> **DATA FOR PROCESSING**

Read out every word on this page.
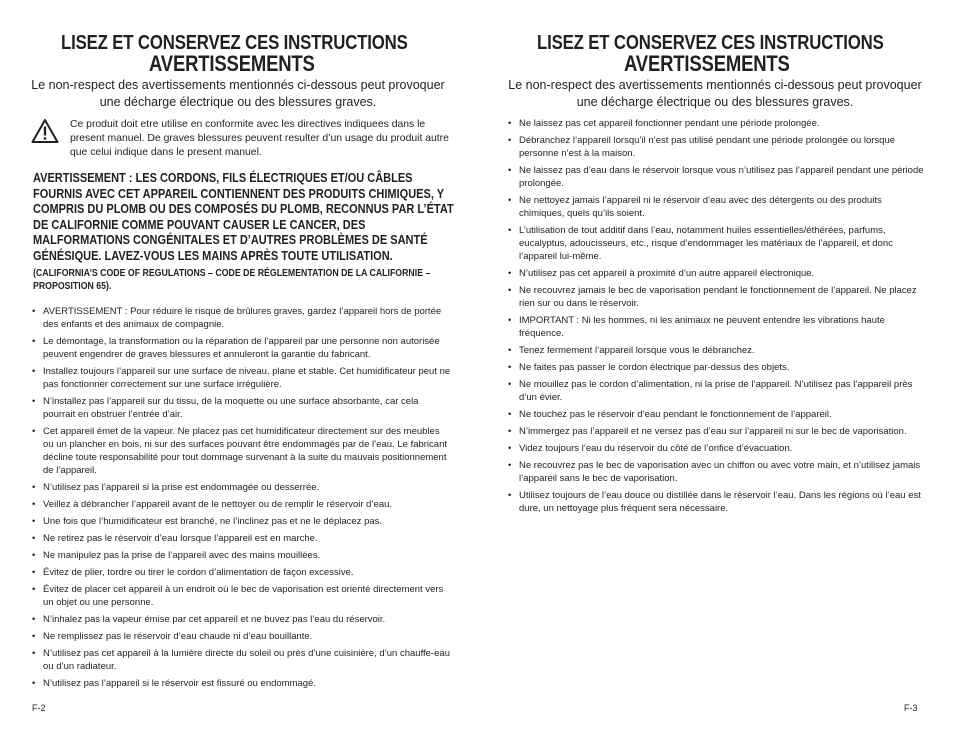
LISEZ ET CONSERVEZ CES INSTRUCTIONS
AVERTISSEMENTS

Le non-respect des avertissements mentionnés ci-dessous peut provoquer une décharge électrique ou des blessures graves.

Ce produit doit etre utilise en conformite avec les directives indiquees dans le present manuel. De graves blessures peuvent resulter d’un usage du produit autre que celui indique dans le present manuel.

AVERTISSEMENT : LES CORDONS, FILS ÉLECTRIQUES ET/OU CÂBLES FOURNIS AVEC CET APPAREIL CONTIENNENT DES PRODUITS CHIMIQUES, Y COMPRIS DU PLOMB OU DES COMPOSÉS DU PLOMB, RECONNUS PAR L’ÉTAT DE CALIFORNIE COMME POUVANT CAUSER LE CANCER, DES MALFORMATIONS CONGÉNITALES ET D’AUTRES PROBLÈMES DE SANTÉ GÉNÉSIQUE. LAVEZ-VOUS LES MAINS APRÈS TOUTE UTILISATION.

(CALIFORNIA’S CODE OF REGULATIONS – CODE DE RÉGLEMENTATION DE LA CALIFORNIE – PROPOSITION 65).

• AVERTISSEMENT : Pour réduire le risque de brûlures graves, gardez l’appareil hors de portée des enfants et des animaux de compagnie.
• Le démontage, la transformation ou la réparation de l’appareil par une personne non autorisée peuvent engendrer de graves blessures et annuleront la garantie du fabricant.
• Installez toujours l’appareil sur une surface de niveau, plane et stable. Cet humidificateur peut ne pas fonctionner correctement sur une surface irrégulière.
• N’installez pas l’appareil sur du tissu, de la moquette ou une surface absorbante, car cela pourrait en obstruer l’entrée d’air.
• Cet appareil émet de la vapeur. Ne placez pas cet humidificateur directement sur des meubles ou un plancher en bois, ni sur des surfaces pouvant être endommagés par de l’eau. Le fabricant décline toute responsabilité pour tout dommage survenant à la suite du mauvais positionnement de l’appareil.
• N’utilisez pas l’appareil si la prise est endommagée ou desserrée.
• Veillez à débrancher l’appareil avant de le nettoyer ou de remplir le réservoir d’eau.
• Une fois que l’humidificateur est branché, ne l’inclinez pas et ne le déplacez pas.
• Ne retirez pas le réservoir d’eau lorsque l’appareil est en marche.
• Ne manipulez pas la prise de l’appareil avec des mains mouillées.
• Évitez de plier, tordre ou tirer le cordon d’alimentation de façon excessive.
• Évitez de placer cet appareil à un endroit où le bec de vaporisation est orienté directement vers un objet ou une personne.
• N’inhalez pas la vapeur émise par cet appareil et ne buvez pas l’eau du réservoir.
• Ne remplissez pas le réservoir d’eau chaude ni d’eau bouillante.
• N’utilisez pas cet appareil à la lumière directe du soleil ou près d’une cuisinière, d’un chauffe-eau ou d’un radiateur.
• N’utilisez pas l’appareil si le réservoir est fissuré ou endommagé.

F-2

LISEZ ET CONSERVEZ CES INSTRUCTIONS
AVERTISSEMENTS

Le non-respect des avertissements mentionnés ci-dessous peut provoquer une décharge électrique ou des blessures graves.

• Ne laissez pas cet appareil fonctionner pendant une période prolongée.
• Débranchez l’appareil lorsqu’il n’est pas utilisé pendant une période prolongée ou lorsque personne n’est à la maison.
• Ne laissez pas d’eau dans le réservoir lorsque vous n’utilisez pas l’appareil pendant une période prolongée.
• Ne nettoyez jamais l’appareil ni le réservoir d’eau avec des détergents ou des produits chimiques, quels qu’ils soient.
• L’utilisation de tout additif dans l’eau, notamment huiles essentielles/éthérées, parfums, eucalyptus, adoucisseurs, etc., risque d’endommager les matériaux de l’appareil, et donc l’appareil lui-même.
• N’utilisez pas cet appareil à proximité d’un autre appareil électronique.
• Ne recouvrez jamais le bec de vaporisation pendant le fonctionnement de l’appareil. Ne placez rien sur ou dans le réservoir.
• IMPORTANT : Ni les hommes, ni les animaux ne peuvent entendre les vibrations haute fréquence.
• Tenez fermement l’appareil lorsque vous le débranchez.
• Ne faites pas passer le cordon électrique par-dessus des objets.
• Ne mouillez pas le cordon d’alimentation, ni la prise de l’appareil. N’utilisez pas l’appareil près d’un évier.
• Ne touchez pas le réservoir d’eau pendant le fonctionnement de l’appareil.
• N’immergez pas l’appareil et ne versez pas d’eau sur l’appareil ni sur le bec de vaporisation.
• Videz toujours l’eau du réservoir du côté de l’orifice d’évacuation.
• Ne recouvrez pas le bec de vaporisation avec un chiffon ou avec votre main, et n’utilisez jamais l’appareil sans le bec de vaporisation.
• Utilisez toujours de l’eau douce ou distillée dans le réservoir l’eau. Dans les régions où l’eau est dure, un nettoyage plus fréquent sera nécessaire.

F-3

> **EXERCISE DIRECTIONS**
Identify and copy lines that hold the string "prise".

> **THE SOLUTION**
• N’utilisez pas l’appareil si la prise est endommagée ou desserrée.
• Ne manipulez pas la prise de l’appareil avec des mains mouillées.
• Ne mouillez pas le cordon d’alimentation, ni la prise de l’appareil. N’utilisez pas l’appareil près d’un évier.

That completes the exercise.